§ **Data for this exercise**:
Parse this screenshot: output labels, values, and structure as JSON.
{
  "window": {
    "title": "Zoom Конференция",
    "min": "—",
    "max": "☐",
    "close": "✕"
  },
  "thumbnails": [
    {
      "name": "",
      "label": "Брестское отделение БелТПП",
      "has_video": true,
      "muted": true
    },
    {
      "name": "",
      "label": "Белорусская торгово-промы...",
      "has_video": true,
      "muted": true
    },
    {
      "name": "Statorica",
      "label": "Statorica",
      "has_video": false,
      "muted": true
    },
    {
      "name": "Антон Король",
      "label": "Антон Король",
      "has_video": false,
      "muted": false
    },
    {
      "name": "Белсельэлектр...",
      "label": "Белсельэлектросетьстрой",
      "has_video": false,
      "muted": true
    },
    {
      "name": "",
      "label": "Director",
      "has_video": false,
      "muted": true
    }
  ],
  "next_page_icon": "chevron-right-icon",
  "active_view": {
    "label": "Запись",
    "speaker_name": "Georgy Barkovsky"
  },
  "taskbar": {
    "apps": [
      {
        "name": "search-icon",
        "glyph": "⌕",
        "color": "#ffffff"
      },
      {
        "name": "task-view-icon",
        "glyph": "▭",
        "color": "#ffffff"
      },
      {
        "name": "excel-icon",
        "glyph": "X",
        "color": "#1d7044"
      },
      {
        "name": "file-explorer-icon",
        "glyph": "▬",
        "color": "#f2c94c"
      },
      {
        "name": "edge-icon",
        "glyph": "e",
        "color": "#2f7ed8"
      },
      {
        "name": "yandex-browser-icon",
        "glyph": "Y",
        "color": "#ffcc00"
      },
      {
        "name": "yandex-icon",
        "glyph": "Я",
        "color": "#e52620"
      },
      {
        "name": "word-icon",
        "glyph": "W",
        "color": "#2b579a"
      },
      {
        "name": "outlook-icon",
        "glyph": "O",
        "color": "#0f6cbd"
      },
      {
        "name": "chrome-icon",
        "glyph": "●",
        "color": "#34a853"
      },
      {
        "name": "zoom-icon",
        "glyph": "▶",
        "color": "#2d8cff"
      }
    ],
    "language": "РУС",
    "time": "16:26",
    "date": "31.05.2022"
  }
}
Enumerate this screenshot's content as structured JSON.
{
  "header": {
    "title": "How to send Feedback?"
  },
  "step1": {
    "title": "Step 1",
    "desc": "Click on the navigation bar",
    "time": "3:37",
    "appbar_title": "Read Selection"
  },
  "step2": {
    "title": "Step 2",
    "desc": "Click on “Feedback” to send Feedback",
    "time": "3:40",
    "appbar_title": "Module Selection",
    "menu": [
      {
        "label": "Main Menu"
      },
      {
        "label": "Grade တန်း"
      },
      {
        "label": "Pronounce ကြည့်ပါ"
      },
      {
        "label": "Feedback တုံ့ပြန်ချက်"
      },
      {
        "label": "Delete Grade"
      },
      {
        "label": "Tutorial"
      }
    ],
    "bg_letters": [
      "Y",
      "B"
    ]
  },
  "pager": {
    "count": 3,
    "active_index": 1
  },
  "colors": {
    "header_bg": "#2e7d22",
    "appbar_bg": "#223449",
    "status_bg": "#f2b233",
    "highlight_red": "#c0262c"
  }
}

§ **Work required**:
Copy the records above exactly as they appear.

§ **Solution to this problem**:
Parse this screenshot: output labels, values, and structure as JSON.
{
  "window": {
    "title": "Zoom Конференция",
    "min": "—",
    "max": "☐",
    "close": "✕"
  },
  "thumbnails": [
    {
      "name": "",
      "label": "Брестское отделение БелТПП",
      "has_video": true,
      "muted": true
    },
    {
      "name": "",
      "label": "Белорусская торгово-промы...",
      "has_video": true,
      "muted": true
    },
    {
      "name": "Statorica",
      "label": "Statorica",
      "has_video": false,
      "muted": true
    },
    {
      "name": "Антон Король",
      "label": "Антон Король",
      "has_video": false,
      "muted": false
    },
    {
      "name": "Белсельэлектр...",
      "label": "Белсельэлектросетьстрой",
      "has_video": false,
      "muted": true
    },
    {
      "name": "",
      "label": "Director",
      "has_video": false,
      "muted": true
    }
  ],
  "next_page_icon": "chevron-right-icon",
  "active_view": {
    "label": "Запись",
    "speaker_name": "Georgy Barkovsky"
  },
  "taskbar": {
    "apps": [
      {
        "name": "search-icon",
        "glyph": "⌕",
        "color": "#ffffff"
      },
      {
        "name": "task-view-icon",
        "glyph": "▭",
        "color": "#ffffff"
      },
      {
        "name": "excel-icon",
        "glyph": "X",
        "color": "#1d7044"
      },
      {
        "name": "file-explorer-icon",
        "glyph": "▬",
        "color": "#f2c94c"
      },
      {
        "name": "edge-icon",
        "glyph": "e",
        "color": "#2f7ed8"
      },
      {
        "name": "yandex-browser-icon",
        "glyph": "Y",
        "color": "#ffcc00"
      },
      {
        "name": "yandex-icon",
        "glyph": "Я",
        "color": "#e52620"
      },
      {
        "name": "word-icon",
        "glyph": "W",
        "color": "#2b579a"
      },
      {
        "name": "outlook-icon",
        "glyph": "O",
        "color": "#0f6cbd"
      },
      {
        "name": "chrome-icon",
        "glyph": "●",
        "color": "#34a853"
      },
      {
        "name": "zoom-icon",
        "glyph": "▶",
        "color": "#2d8cff"
      }
    ],
    "language": "РУС",
    "time": "16:26",
    "date": "31.05.2022"
  }
}
Enumerate this screenshot's content as structured JSON.
{
  "header": {
    "title": "How to send Feedback?"
  },
  "step1": {
    "title": "Step 1",
    "desc": "Click on the navigation bar",
    "time": "3:37",
    "appbar_title": "Read Selection"
  },
  "step2": {
    "title": "Step 2",
    "desc": "Click on “Feedback” to send Feedback",
    "time": "3:40",
    "appbar_title": "Module Selection",
    "menu": [
      {
        "label": "Main Menu"
      },
      {
        "label": "Grade တန်း"
      },
      {
        "label": "Pronounce ကြည့်ပါ"
      },
      {
        "label": "Feedback တုံ့ပြန်ချက်"
      },
      {
        "label": "Delete Grade"
      },
      {
        "label": "Tutorial"
      }
    ],
    "bg_letters": [
      "Y",
      "B"
    ]
  },
  "pager": {
    "count": 3,
    "active_index": 1
  },
  "colors": {
    "header_bg": "#2e7d22",
    "appbar_bg": "#223449",
    "status_bg": "#f2b233",
    "highlight_red": "#c0262c"
  }
}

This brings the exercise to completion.